▶ **DATASET RECORDS**
--------

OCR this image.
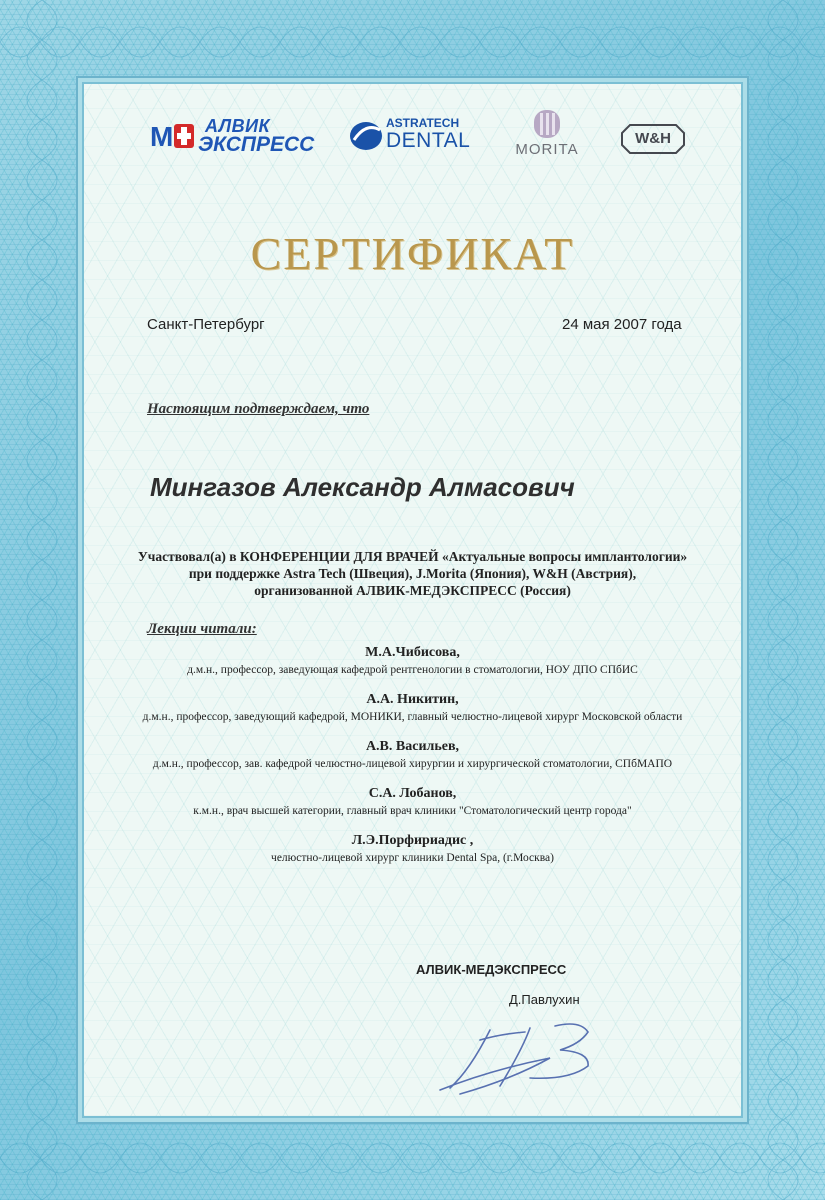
M АЛВИК
ЭКСПРЕСС
ASTRATECH
DENTAL	MORITA
W&H
СЕРТИФИКАТ
Санкт-Петербург	24 мая 2007 года
Настоящим подтверждаем, что
Мингазов Александр Алмасович
Участвовал(а) в КОНФЕРЕНЦИИ ДЛЯ ВРАЧЕЙ «Актуальные вопросы имплантологии»
при поддержке Astra Tech (Швеция), J.Morita (Япония), W&H (Австрия),
организованной АЛВИК-МЕДЭКСПРЕСС (Россия)
Лекции читали:
М.А.Чибисова,
д.м.н., профессор, заведующая кафедрой рентгенологии в стоматологии, НОУ ДПО СПбИС
А.А. Никитин,
д.м.н., профессор, заведующий кафедрой, МОНИКИ, главный челюстно-лицевой хирург Московской области
А.В. Васильев,
д.м.н., профессор, зав. кафедрой челюстно-лицевой хирургии и хирургической стоматологии, СПбМАПО
С.А. Лобанов,
к.м.н., врач высшей категории, главный врач клиники "Стоматологический центр города"
Л.Э.Порфириадис ,
челюстно-лицевой хирург клиники Dental Spa, (г.Москва)
АЛВИК-МЕДЭКСПРЕСС
Д.Павлухин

--------

▶ **WHAT TO DO**
Write out the material above again, word for word, minus its pictures.

▶ **SOLUTION FOR THIS EXERCISE**
OCR this image.
M АЛВИК
ЭКСПРЕСС
ASTRATECH
DENTAL	MORITA
W&H
СЕРТИФИКАТ
Санкт-Петербург	24 мая 2007 года
Настоящим подтверждаем, что
Мингазов Александр Алмасович
Участвовал(а) в КОНФЕРЕНЦИИ ДЛЯ ВРАЧЕЙ «Актуальные вопросы имплантологии»
при поддержке Astra Tech (Швеция), J.Morita (Япония), W&H (Австрия),
организованной АЛВИК-МЕДЭКСПРЕСС (Россия)
Лекции читали:
М.А.Чибисова,
д.м.н., профессор, заведующая кафедрой рентгенологии в стоматологии, НОУ ДПО СПбИС
А.А. Никитин,
д.м.н., профессор, заведующий кафедрой, МОНИКИ, главный челюстно-лицевой хирург Московской области
А.В. Васильев,
д.м.н., профессор, зав. кафедрой челюстно-лицевой хирургии и хирургической стоматологии, СПбМАПО
С.А. Лобанов,
к.м.н., врач высшей категории, главный врач клиники "Стоматологический центр города"
Л.Э.Порфириадис ,
челюстно-лицевой хирург клиники Dental Spa, (г.Москва)
АЛВИК-МЕДЭКСПРЕСС
Д.Павлухин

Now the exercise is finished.